-- TASK GOAL --
Return all of the entries exactly, with nothing added or left out.

Records from a collection of figures:

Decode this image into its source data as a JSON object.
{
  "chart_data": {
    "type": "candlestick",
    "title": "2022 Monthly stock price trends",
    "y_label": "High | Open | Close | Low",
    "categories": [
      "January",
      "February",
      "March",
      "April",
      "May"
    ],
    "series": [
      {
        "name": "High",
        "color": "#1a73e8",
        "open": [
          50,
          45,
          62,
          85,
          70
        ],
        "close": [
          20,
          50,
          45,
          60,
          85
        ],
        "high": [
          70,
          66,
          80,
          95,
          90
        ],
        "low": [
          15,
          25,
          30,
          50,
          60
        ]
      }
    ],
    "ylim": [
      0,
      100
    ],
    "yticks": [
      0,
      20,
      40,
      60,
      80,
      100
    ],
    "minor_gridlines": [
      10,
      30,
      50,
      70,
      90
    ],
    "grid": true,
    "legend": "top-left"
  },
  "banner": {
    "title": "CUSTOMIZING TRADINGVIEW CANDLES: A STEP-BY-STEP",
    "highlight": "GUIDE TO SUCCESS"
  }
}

-- RESULT FOR THIS EXERCISE --
Decode this image into its source data as a JSON object.
{
  "chart_data": {
    "type": "candlestick",
    "title": "2022 Monthly stock price trends",
    "y_label": "High | Open | Close | Low",
    "categories": [
      "January",
      "February",
      "March",
      "April",
      "May"
    ],
    "series": [
      {
        "name": "High",
        "color": "#1a73e8",
        "open": [
          50,
          45,
          62,
          85,
          70
        ],
        "close": [
          20,
          50,
          45,
          60,
          85
        ],
        "high": [
          70,
          66,
          80,
          95,
          90
        ],
        "low": [
          15,
          25,
          30,
          50,
          60
        ]
      }
    ],
    "ylim": [
      0,
      100
    ],
    "yticks": [
      0,
      20,
      40,
      60,
      80,
      100
    ],
    "minor_gridlines": [
      10,
      30,
      50,
      70,
      90
    ],
    "grid": true,
    "legend": "top-left"
  },
  "banner": {
    "title": "CUSTOMIZING TRADINGVIEW CANDLES: A STEP-BY-STEP",
    "highlight": "GUIDE TO SUCCESS"
  }
}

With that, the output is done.